DOCUMENT EXCERPT
——
A lot of people have thought that it’s a sad song about desperation, but for me, it’s just more about that moment when you realize oh god, I’m just doing too much here. This isn’t how it’s supposed to be. It’s not balanced. And I think when you acknowledge a problem, that’s when you can fix it. You can either let something go or you can work on it. So for me, it’s just kind of acknowledging what something is.
Speaking of your EP, Sam Smith called it “f**king beautiful.” What was it like getting that kind of praise and have you spoken to him since?
I haven’t met him actually! I hope to meet him one day. I think he’s really great, really talented. And he seems like a genuinely nice person, which is important. I was writing a song at the time and somebody said, “Check Instagram now!” I just got this huge shock. You just do your thing and don’t really know who’s aware of you. I’m really thankful! It cheered me up definitely.
I know Salute remixed your newest single “Hoops.” Is there a Wet remix coming soon?
Yes, it is! I’m really excited about that. It sounds great.
Are there any other upcoming collaborations we can look forward to?
I can’t really say yet because I don’t like to jinx anything, but there are some really exciting collaborations coming out this year. Some really, really great people so I’m just going to have to say stay tuned.
You worked with incredible producers on your EP including XL Recordings' regular Rodaidh McDonald (Savages, Daughter, the xx) and rising producer XO who has caught the attention of Diplo, MNEK, and more. How were these experiences and did you work together on more songs for your debut album?
With XO, it’s quite different than working with Rodaidh because I actually haven’t met him yet. We should be doing some new stuff together in the new year. But, we worked on “Hoops” together. I wrote the song and he did the production. We did the thing where we just exchanged emails. He came up with his ideas really quickly and I just instantly loved it. With Rodaidh from XL, we’ve gotten together quite a few times and done a few songs. He’s really great. He has a great ear and knows what needs to be done. And obviously, he’s worked on so many great acts before. So as soon as I heard I was going to be working with him, I was just really excited to have that opportunity. So, they’re both really good in different ways.
——
DATA SECTION
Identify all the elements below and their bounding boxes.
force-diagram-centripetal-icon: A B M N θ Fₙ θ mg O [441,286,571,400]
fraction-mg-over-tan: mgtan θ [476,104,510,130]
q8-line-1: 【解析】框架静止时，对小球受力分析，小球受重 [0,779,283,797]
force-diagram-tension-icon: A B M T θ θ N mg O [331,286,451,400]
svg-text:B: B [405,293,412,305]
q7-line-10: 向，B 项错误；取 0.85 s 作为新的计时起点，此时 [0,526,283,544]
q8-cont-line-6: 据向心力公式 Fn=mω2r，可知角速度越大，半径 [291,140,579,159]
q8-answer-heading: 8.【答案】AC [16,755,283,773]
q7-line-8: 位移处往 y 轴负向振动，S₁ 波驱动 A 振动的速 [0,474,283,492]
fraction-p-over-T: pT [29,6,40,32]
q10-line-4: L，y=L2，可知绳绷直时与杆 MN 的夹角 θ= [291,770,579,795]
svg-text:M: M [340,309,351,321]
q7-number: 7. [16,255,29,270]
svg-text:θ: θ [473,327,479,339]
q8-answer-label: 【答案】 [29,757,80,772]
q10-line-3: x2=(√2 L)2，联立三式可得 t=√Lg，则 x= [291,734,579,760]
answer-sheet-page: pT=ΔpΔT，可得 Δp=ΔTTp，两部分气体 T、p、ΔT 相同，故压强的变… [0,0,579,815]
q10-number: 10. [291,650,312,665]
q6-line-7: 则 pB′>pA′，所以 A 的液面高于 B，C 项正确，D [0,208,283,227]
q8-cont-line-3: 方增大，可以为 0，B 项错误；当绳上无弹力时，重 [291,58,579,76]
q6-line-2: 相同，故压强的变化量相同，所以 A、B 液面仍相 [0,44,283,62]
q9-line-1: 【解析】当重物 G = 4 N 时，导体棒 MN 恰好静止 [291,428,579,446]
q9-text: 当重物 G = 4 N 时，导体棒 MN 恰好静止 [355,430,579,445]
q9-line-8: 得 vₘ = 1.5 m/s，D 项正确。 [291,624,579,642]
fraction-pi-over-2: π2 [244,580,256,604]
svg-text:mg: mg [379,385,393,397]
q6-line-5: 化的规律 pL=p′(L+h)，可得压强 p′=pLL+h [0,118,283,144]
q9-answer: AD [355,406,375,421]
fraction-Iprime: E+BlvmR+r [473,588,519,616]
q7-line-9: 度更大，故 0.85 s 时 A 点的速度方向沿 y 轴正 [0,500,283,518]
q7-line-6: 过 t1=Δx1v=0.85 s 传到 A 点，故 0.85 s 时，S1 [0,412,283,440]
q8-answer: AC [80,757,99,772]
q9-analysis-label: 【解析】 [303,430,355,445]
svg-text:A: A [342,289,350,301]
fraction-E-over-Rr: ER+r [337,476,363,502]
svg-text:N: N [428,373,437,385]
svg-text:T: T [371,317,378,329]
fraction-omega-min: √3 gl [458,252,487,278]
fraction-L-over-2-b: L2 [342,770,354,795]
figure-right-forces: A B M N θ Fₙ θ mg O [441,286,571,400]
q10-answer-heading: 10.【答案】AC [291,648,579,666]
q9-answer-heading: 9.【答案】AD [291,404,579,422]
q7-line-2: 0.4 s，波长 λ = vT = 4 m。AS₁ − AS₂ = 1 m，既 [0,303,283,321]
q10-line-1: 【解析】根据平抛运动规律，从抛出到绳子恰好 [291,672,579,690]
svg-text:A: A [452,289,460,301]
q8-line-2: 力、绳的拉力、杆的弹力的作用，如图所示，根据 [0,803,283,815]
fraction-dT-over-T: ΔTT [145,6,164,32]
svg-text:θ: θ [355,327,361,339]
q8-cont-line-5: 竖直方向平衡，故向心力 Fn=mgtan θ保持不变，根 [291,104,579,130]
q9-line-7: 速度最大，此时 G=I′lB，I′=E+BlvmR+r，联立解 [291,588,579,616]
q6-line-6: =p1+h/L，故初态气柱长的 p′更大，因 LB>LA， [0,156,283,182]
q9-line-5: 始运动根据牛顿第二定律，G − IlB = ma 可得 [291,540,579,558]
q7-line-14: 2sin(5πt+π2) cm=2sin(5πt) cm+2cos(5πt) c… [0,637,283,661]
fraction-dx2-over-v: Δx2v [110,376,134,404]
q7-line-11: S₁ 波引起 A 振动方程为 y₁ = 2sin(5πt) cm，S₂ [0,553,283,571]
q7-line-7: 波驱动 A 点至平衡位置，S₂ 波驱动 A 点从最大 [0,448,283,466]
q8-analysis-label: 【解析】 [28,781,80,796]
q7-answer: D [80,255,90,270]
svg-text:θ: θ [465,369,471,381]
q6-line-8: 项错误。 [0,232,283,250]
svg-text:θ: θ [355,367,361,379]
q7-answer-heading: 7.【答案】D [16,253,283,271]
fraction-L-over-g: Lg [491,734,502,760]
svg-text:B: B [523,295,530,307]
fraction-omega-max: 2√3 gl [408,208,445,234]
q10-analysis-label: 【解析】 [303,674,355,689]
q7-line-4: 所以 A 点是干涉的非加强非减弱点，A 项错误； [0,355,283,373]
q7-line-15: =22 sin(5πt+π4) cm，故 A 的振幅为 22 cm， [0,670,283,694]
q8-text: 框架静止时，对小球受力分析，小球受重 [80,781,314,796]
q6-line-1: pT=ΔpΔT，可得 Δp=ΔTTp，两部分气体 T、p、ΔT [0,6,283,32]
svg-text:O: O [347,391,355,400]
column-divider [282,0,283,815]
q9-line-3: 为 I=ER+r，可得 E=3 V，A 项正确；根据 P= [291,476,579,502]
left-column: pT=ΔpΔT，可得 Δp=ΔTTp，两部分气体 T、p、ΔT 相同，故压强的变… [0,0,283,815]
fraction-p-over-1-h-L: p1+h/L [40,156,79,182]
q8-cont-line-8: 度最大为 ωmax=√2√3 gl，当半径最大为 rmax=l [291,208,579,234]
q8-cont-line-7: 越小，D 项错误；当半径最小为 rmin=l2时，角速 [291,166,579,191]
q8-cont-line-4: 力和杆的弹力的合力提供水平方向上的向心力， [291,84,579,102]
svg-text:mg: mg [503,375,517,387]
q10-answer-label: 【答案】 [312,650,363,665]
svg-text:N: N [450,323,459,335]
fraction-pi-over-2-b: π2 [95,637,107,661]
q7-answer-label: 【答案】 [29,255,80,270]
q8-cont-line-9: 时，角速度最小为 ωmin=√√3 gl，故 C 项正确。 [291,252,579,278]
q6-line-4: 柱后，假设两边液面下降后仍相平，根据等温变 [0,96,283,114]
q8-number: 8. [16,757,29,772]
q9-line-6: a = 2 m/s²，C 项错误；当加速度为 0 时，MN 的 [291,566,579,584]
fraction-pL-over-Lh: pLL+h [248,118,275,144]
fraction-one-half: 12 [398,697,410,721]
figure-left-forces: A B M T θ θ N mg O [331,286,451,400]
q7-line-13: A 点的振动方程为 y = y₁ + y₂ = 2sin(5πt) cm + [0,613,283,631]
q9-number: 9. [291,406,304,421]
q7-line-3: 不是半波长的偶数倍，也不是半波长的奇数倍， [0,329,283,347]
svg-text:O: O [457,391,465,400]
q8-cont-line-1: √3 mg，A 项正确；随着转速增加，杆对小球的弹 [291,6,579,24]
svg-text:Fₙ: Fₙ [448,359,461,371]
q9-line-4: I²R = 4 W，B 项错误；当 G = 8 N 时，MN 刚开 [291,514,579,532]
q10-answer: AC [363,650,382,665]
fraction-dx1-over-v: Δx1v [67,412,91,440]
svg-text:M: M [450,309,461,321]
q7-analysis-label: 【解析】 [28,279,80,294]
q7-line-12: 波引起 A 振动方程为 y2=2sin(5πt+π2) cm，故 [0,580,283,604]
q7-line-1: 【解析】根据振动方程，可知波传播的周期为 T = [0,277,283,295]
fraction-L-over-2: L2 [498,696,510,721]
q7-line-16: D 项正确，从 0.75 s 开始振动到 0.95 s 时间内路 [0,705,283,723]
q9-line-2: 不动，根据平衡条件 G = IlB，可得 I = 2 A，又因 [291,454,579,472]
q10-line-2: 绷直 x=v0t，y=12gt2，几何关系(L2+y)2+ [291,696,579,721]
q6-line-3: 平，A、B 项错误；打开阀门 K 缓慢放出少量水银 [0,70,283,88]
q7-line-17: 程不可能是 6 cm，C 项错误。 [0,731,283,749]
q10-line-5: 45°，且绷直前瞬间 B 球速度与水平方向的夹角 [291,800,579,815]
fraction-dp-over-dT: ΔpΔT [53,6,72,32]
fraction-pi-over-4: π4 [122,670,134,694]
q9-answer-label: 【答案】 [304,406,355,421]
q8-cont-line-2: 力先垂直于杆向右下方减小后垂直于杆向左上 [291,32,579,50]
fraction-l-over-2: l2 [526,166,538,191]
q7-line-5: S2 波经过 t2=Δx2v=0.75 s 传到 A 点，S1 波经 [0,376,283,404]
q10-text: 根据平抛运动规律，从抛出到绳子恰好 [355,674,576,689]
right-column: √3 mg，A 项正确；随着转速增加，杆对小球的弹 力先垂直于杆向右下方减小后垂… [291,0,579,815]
——
REQUIRED WORK
Continue the music interview above from the point where it stops, keeping the same question-and-answer style.

TASK RESULT
Your debut album is called New Skin. Where did the title come from?
“New Skin” was a song I wrote in 2015. To me, the song was a therapeutic one. It’s about realizing that as you kind of grow up, you develop another layer to yourself. It can be bitterness, or it can be sadness, or it can be jealousy and wanting to shed that to get back to a place of being happy and being pure. So, I wrote that song and I continued writing but that name, that title, always stuck with me. It speaks a lot about what the songs on the album will be about and the period of life I’ve been going through.
Your music has a very cinematic feel to it. Is there a TV show or certain director who you would love to have use your music?
Oh, that’s a good question. It would be something kind of dark, and cold, and creepy. Maybe like a Tim Burton movie. Or, maybe something like Drive.
Do you have any plans to perform in the U.S. anytime soon?
Yes, I do! I’m very excited. I got the news that I’m going to perform at SXSW in March. Hopefully we’ll be doing some other shows as well when I’m over on that side of the world.
Please try to come to New York.
That’s definitely one of my dreams. I would love to.
Are there any other artists or albums you think we should absolutely look out for in 2016?
I really love HONNE. I think they are great songwriters and musicians so I’m looking forward to their album release. And, there’s another British duo called Aquilo. I think they’re amazing and will definitely be looking out for those two in 2016. I actually did a writing session with Aquilo and it went really great.